Retype each line of the material exactly, please, skipping any picture in it.

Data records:
-- Begin --
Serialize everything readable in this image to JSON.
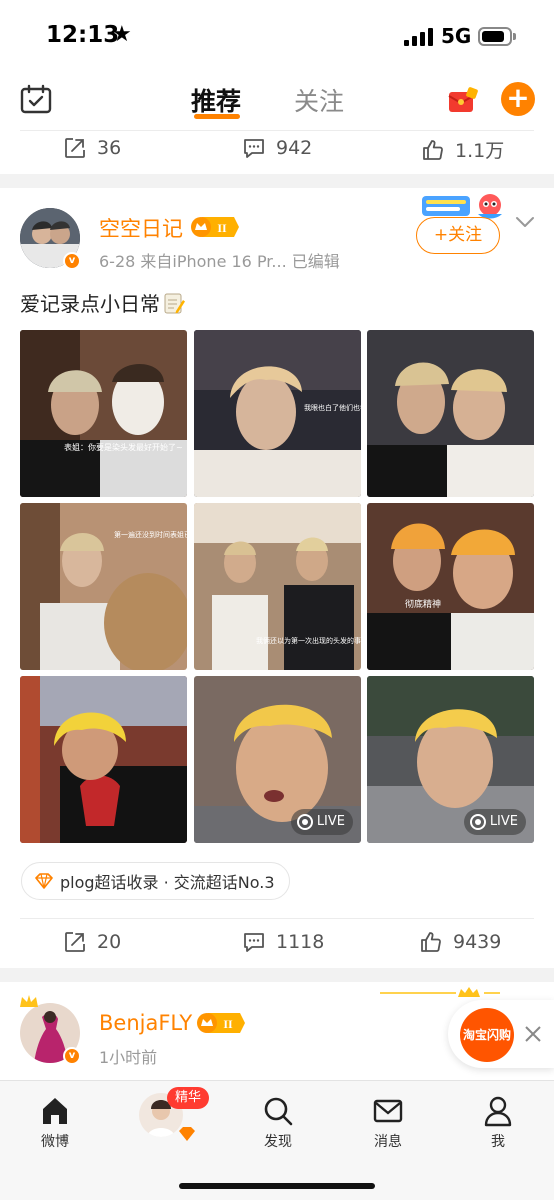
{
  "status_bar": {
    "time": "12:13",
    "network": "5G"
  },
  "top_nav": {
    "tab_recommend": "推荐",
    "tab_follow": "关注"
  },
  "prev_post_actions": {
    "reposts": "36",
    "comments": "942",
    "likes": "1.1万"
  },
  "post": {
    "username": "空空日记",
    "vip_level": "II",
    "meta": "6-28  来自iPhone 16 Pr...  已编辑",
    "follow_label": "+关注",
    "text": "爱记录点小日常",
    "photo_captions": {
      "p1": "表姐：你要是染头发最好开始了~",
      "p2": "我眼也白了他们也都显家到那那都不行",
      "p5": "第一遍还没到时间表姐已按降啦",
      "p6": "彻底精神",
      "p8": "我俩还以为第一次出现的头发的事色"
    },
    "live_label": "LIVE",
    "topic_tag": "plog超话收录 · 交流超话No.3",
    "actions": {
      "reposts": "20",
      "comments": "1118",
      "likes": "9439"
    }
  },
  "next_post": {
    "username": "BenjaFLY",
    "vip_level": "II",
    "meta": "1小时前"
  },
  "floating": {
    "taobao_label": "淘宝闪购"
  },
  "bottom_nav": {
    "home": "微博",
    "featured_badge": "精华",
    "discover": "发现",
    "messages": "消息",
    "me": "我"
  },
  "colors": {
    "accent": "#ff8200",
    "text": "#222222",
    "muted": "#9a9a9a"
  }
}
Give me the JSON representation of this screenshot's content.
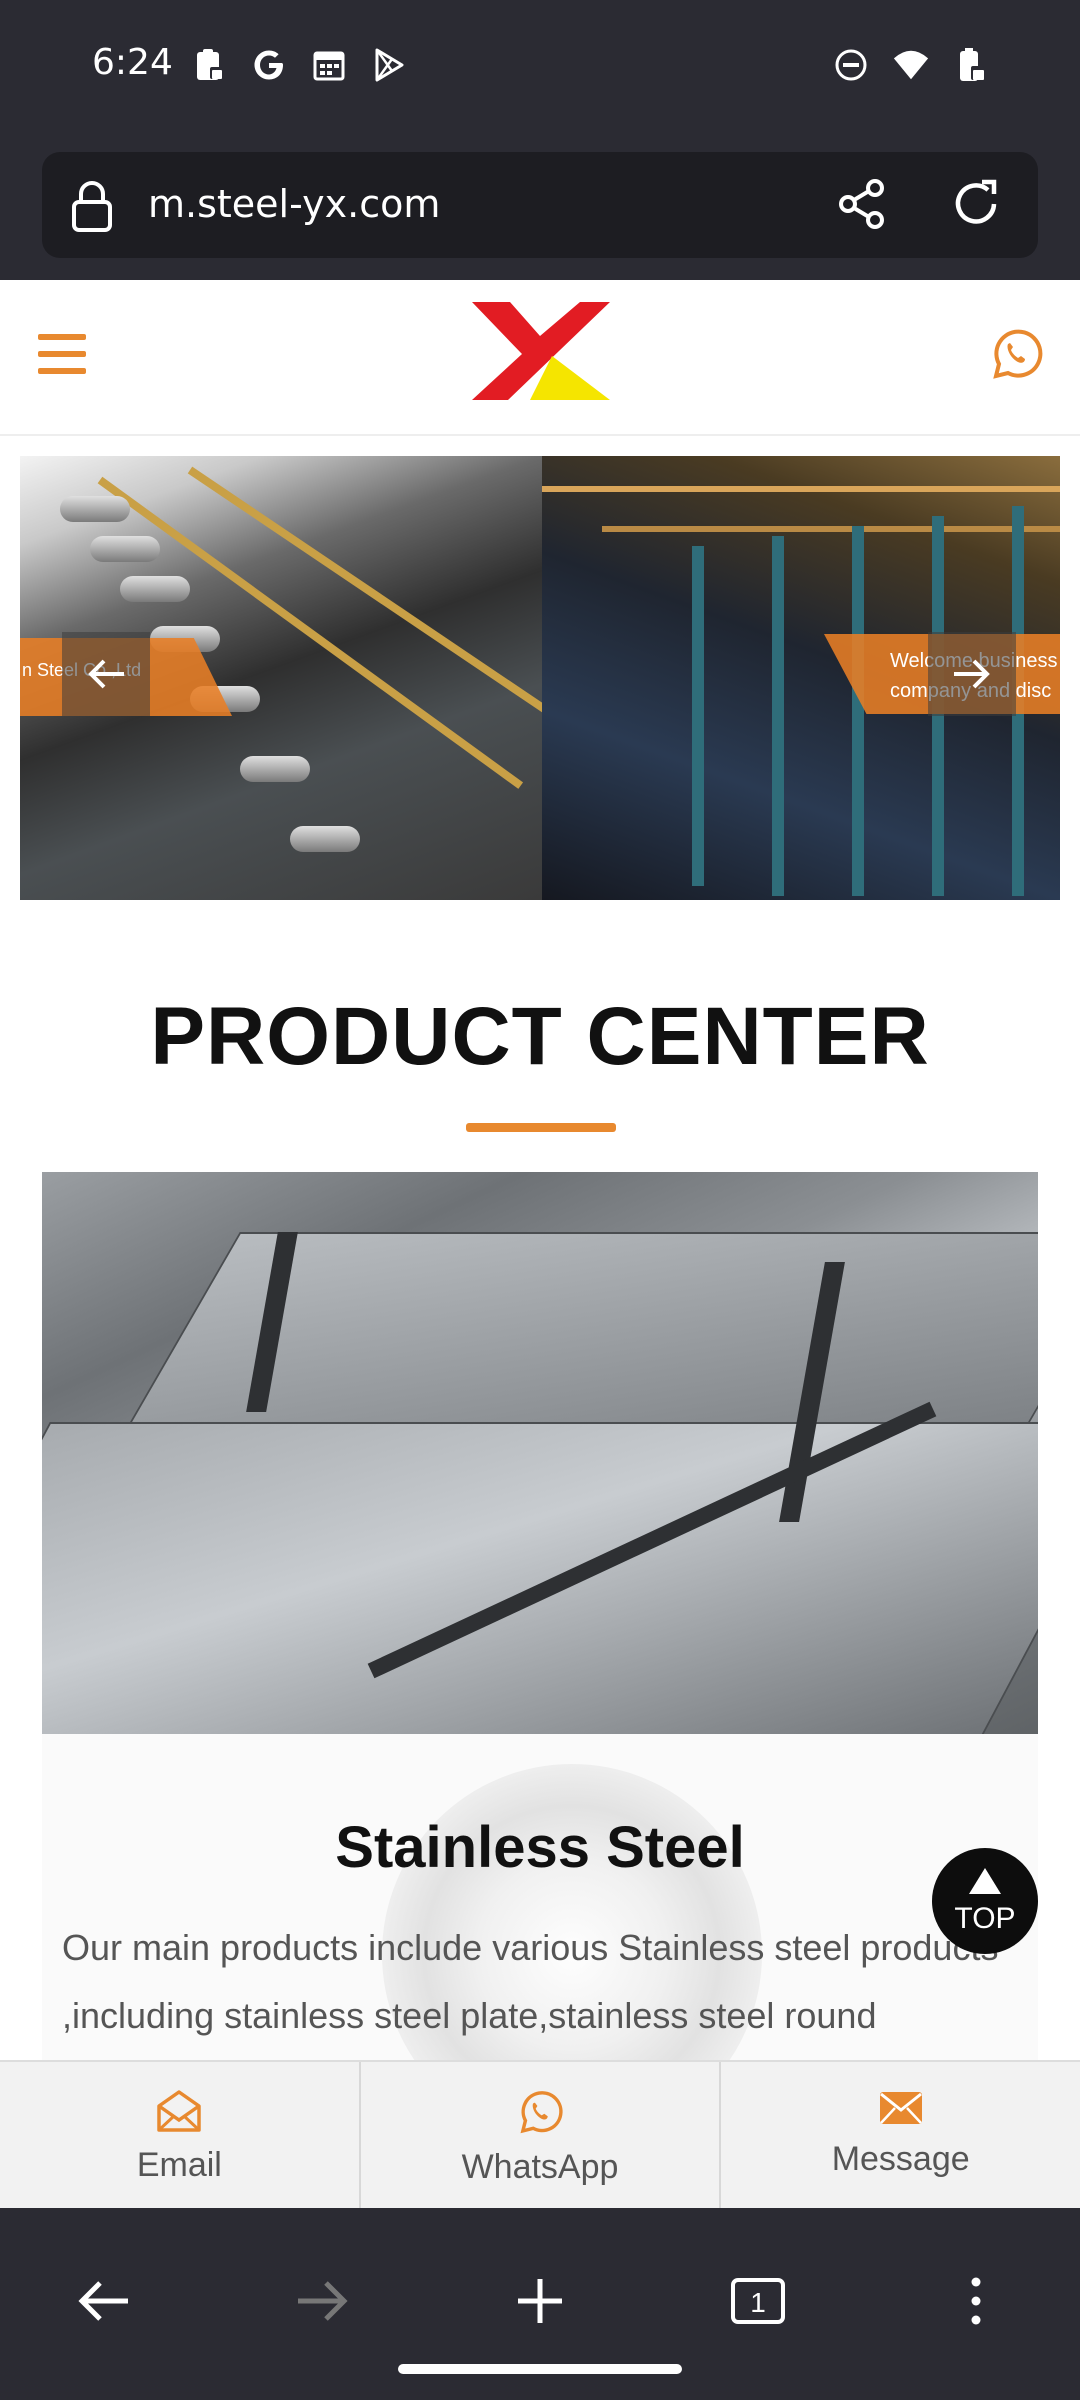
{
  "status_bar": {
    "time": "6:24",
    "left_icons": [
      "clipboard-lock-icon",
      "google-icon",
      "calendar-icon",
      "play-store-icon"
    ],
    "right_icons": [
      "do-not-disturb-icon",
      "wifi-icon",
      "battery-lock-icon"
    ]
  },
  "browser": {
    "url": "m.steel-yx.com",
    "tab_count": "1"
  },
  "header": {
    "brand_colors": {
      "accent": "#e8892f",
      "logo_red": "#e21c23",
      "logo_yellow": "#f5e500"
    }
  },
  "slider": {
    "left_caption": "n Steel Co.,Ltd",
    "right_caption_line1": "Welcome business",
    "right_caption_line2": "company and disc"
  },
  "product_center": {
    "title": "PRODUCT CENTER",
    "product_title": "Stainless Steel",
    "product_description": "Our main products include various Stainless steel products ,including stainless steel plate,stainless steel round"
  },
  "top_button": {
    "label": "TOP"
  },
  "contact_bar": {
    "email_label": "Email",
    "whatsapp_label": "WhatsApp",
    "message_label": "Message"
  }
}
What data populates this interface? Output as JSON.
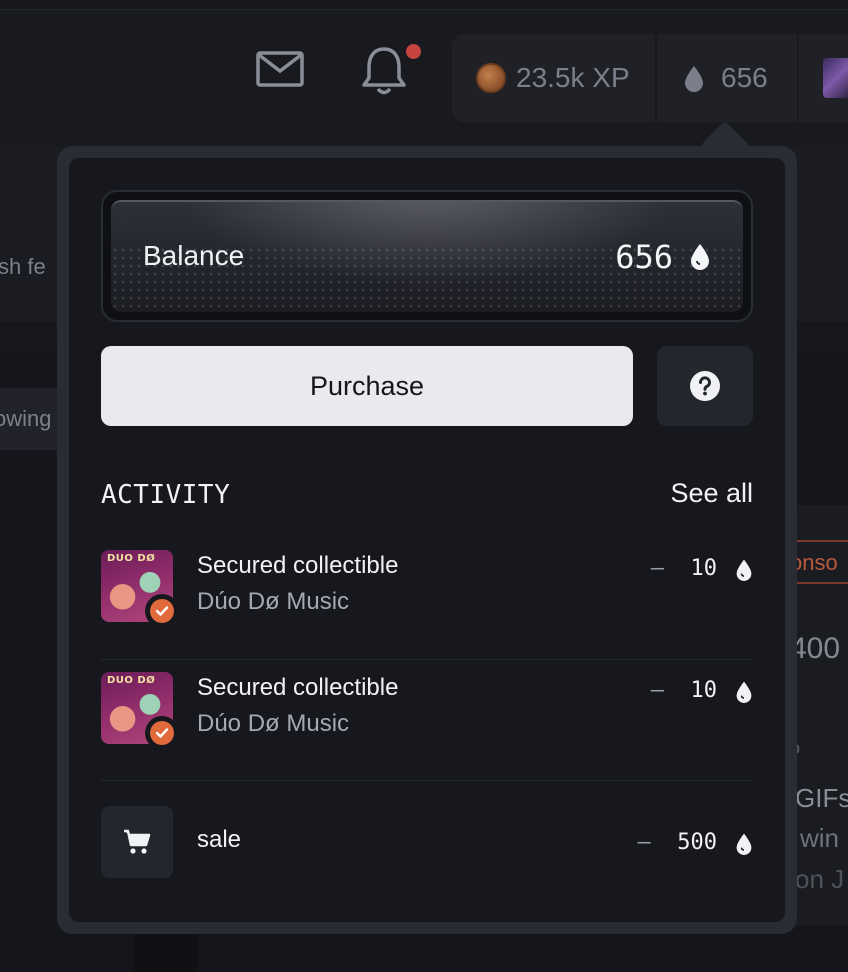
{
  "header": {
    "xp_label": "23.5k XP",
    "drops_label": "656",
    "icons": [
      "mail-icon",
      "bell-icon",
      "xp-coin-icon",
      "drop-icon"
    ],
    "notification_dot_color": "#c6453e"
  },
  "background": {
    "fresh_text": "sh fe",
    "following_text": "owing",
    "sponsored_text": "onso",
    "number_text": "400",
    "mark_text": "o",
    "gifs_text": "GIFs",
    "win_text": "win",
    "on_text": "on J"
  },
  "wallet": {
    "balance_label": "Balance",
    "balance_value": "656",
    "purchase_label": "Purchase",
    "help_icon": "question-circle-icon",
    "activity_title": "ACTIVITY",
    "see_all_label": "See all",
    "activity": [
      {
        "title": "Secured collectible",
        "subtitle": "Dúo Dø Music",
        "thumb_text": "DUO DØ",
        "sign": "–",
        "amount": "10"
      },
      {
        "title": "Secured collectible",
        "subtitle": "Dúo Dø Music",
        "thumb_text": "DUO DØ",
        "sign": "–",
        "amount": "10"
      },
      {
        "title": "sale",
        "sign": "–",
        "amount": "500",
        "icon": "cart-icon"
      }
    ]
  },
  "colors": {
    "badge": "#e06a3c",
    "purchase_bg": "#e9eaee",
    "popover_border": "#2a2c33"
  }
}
-- End --
Completed task:
Serialize everything readable in this image to JSON.
{
  "status_bar": {
    "time": "12:13",
    "network": "5G"
  },
  "top_nav": {
    "tab_recommend": "推荐",
    "tab_follow": "关注"
  },
  "prev_post_actions": {
    "reposts": "36",
    "comments": "942",
    "likes": "1.1万"
  },
  "post": {
    "username": "空空日记",
    "vip_level": "II",
    "meta": "6-28  来自iPhone 16 Pr...  已编辑",
    "follow_label": "+关注",
    "text": "爱记录点小日常",
    "photo_captions": {
      "p1": "表姐：你要是染头发最好开始了~",
      "p2": "我眼也白了他们也都显家到那那都不行",
      "p5": "第一遍还没到时间表姐已按降啦",
      "p6": "彻底精神",
      "p8": "我俩还以为第一次出现的头发的事色"
    },
    "live_label": "LIVE",
    "topic_tag": "plog超话收录 · 交流超话No.3",
    "actions": {
      "reposts": "20",
      "comments": "1118",
      "likes": "9439"
    }
  },
  "next_post": {
    "username": "BenjaFLY",
    "vip_level": "II",
    "meta": "1小时前"
  },
  "floating": {
    "taobao_label": "淘宝闪购"
  },
  "bottom_nav": {
    "home": "微博",
    "featured_badge": "精华",
    "discover": "发现",
    "messages": "消息",
    "me": "我"
  },
  "colors": {
    "accent": "#ff8200",
    "text": "#222222",
    "muted": "#9a9a9a"
  }
}
Give me the JSON representation of this screenshot's content.
{
  "status_bar": {
    "time": "6:24",
    "left_icons": [
      "clipboard-lock-icon",
      "google-icon",
      "calendar-icon",
      "play-store-icon"
    ],
    "right_icons": [
      "do-not-disturb-icon",
      "wifi-icon",
      "battery-lock-icon"
    ]
  },
  "browser": {
    "url": "m.steel-yx.com",
    "tab_count": "1"
  },
  "header": {
    "brand_colors": {
      "accent": "#e8892f",
      "logo_red": "#e21c23",
      "logo_yellow": "#f5e500"
    }
  },
  "slider": {
    "left_caption": "n Steel Co.,Ltd",
    "right_caption_line1": "Welcome business",
    "right_caption_line2": "company and disc"
  },
  "product_center": {
    "title": "PRODUCT CENTER",
    "product_title": "Stainless Steel",
    "product_description": "Our main products include various Stainless steel products ,including stainless steel plate,stainless steel round"
  },
  "top_button": {
    "label": "TOP"
  },
  "contact_bar": {
    "email_label": "Email",
    "whatsapp_label": "WhatsApp",
    "message_label": "Message"
  }
}
What data populates this interface? Output as JSON.
{
  "header": {
    "xp_label": "23.5k XP",
    "drops_label": "656",
    "icons": [
      "mail-icon",
      "bell-icon",
      "xp-coin-icon",
      "drop-icon"
    ],
    "notification_dot_color": "#c6453e"
  },
  "background": {
    "fresh_text": "sh fe",
    "following_text": "owing",
    "sponsored_text": "onso",
    "number_text": "400",
    "mark_text": "o",
    "gifs_text": "GIFs",
    "win_text": "win",
    "on_text": "on J"
  },
  "wallet": {
    "balance_label": "Balance",
    "balance_value": "656",
    "purchase_label": "Purchase",
    "help_icon": "question-circle-icon",
    "activity_title": "ACTIVITY",
    "see_all_label": "See all",
    "activity": [
      {
        "title": "Secured collectible",
        "subtitle": "Dúo Dø Music",
        "thumb_text": "DUO DØ",
        "sign": "–",
        "amount": "10"
      },
      {
        "title": "Secured collectible",
        "subtitle": "Dúo Dø Music",
        "thumb_text": "DUO DØ",
        "sign": "–",
        "amount": "10"
      },
      {
        "title": "sale",
        "sign": "–",
        "amount": "500",
        "icon": "cart-icon"
      }
    ]
  },
  "colors": {
    "badge": "#e06a3c",
    "purchase_bg": "#e9eaee",
    "popover_border": "#2a2c33"
  }
}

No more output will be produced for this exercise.